### RECORDS SUPPLIED

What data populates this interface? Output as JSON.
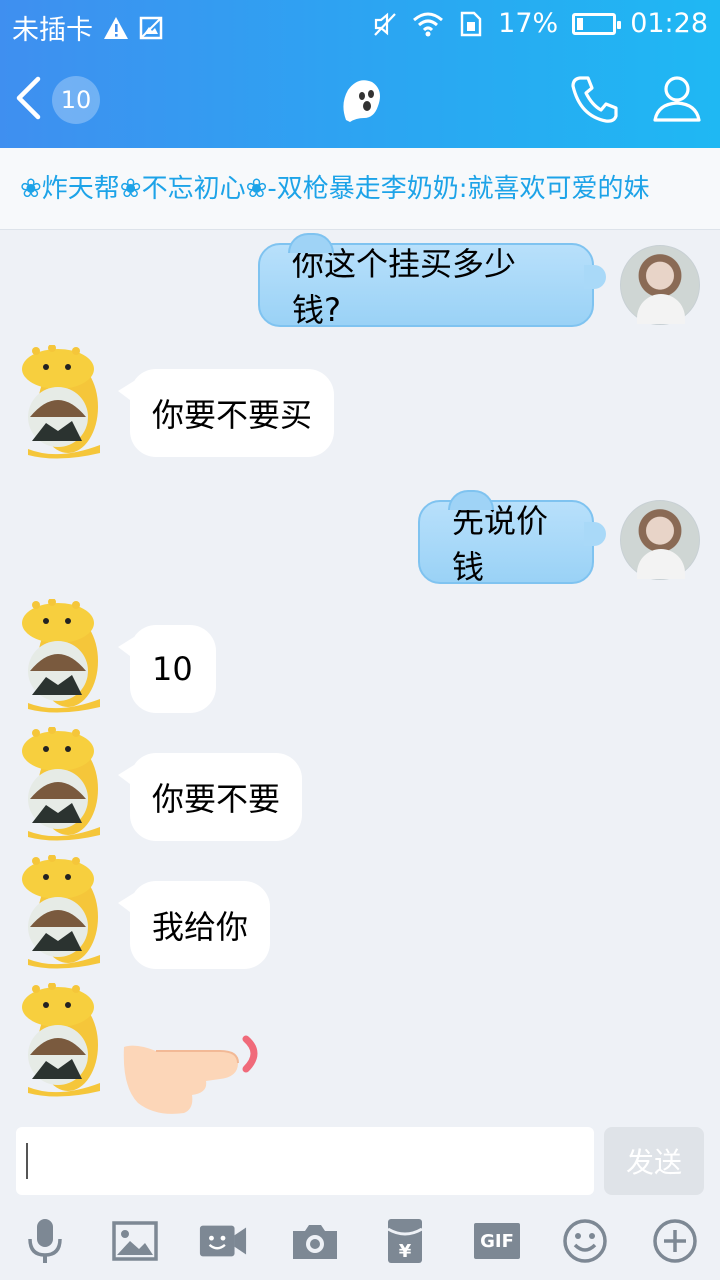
{
  "status_bar": {
    "carrier": "未插卡",
    "battery_percent": "17%",
    "battery_level": 0.17,
    "time": "01:28"
  },
  "nav": {
    "unread_count": "10",
    "icons": [
      "back-icon",
      "ghost-icon",
      "phone-icon",
      "user-icon"
    ]
  },
  "group_notice": "❀炸天帮❀不忘初心❀-双枪暴走李奶奶:就喜欢可爱的妹",
  "messages": [
    {
      "from": "me",
      "text": "你这个挂买多少钱?"
    },
    {
      "from": "other",
      "text": "你要不要买"
    },
    {
      "from": "me",
      "text": "先说价钱"
    },
    {
      "from": "other",
      "text": "10"
    },
    {
      "from": "other",
      "text": "你要不要"
    },
    {
      "from": "other",
      "text": "我给你"
    },
    {
      "from": "other",
      "sticker": "pointing-hand"
    }
  ],
  "input": {
    "value": "",
    "send_label": "发送"
  },
  "toolbar": {
    "items": [
      "mic-icon",
      "image-icon",
      "video-call-icon",
      "camera-icon",
      "red-packet-icon",
      "gif-icon",
      "emoji-icon",
      "plus-icon"
    ],
    "gif_label": "GIF",
    "red_packet_label": "¥"
  },
  "colors": {
    "header_start": "#3f8ff0",
    "header_end": "#1fb8f3",
    "notice_text": "#1da3e8",
    "my_bubble": "#9ad2f6",
    "background": "#eef1f6"
  }
}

### TO DO
Images do not belong in the copy; reproduce all other parts of the records above verbatim.

### EXERCISE RESULT
What data populates this interface? Output as JSON.
{
  "status_bar": {
    "carrier": "未插卡",
    "battery_percent": "17%",
    "battery_level": 0.17,
    "time": "01:28"
  },
  "nav": {
    "unread_count": "10",
    "icons": [
      "back-icon",
      "ghost-icon",
      "phone-icon",
      "user-icon"
    ]
  },
  "group_notice": "❀炸天帮❀不忘初心❀-双枪暴走李奶奶:就喜欢可爱的妹",
  "messages": [
    {
      "from": "me",
      "text": "你这个挂买多少钱?"
    },
    {
      "from": "other",
      "text": "你要不要买"
    },
    {
      "from": "me",
      "text": "先说价钱"
    },
    {
      "from": "other",
      "text": "10"
    },
    {
      "from": "other",
      "text": "你要不要"
    },
    {
      "from": "other",
      "text": "我给你"
    },
    {
      "from": "other",
      "sticker": "pointing-hand"
    }
  ],
  "input": {
    "value": "",
    "send_label": "发送"
  },
  "toolbar": {
    "items": [
      "mic-icon",
      "image-icon",
      "video-call-icon",
      "camera-icon",
      "red-packet-icon",
      "gif-icon",
      "emoji-icon",
      "plus-icon"
    ],
    "gif_label": "GIF",
    "red_packet_label": "¥"
  },
  "colors": {
    "header_start": "#3f8ff0",
    "header_end": "#1fb8f3",
    "notice_text": "#1da3e8",
    "my_bubble": "#9ad2f6",
    "background": "#eef1f6"
  }
}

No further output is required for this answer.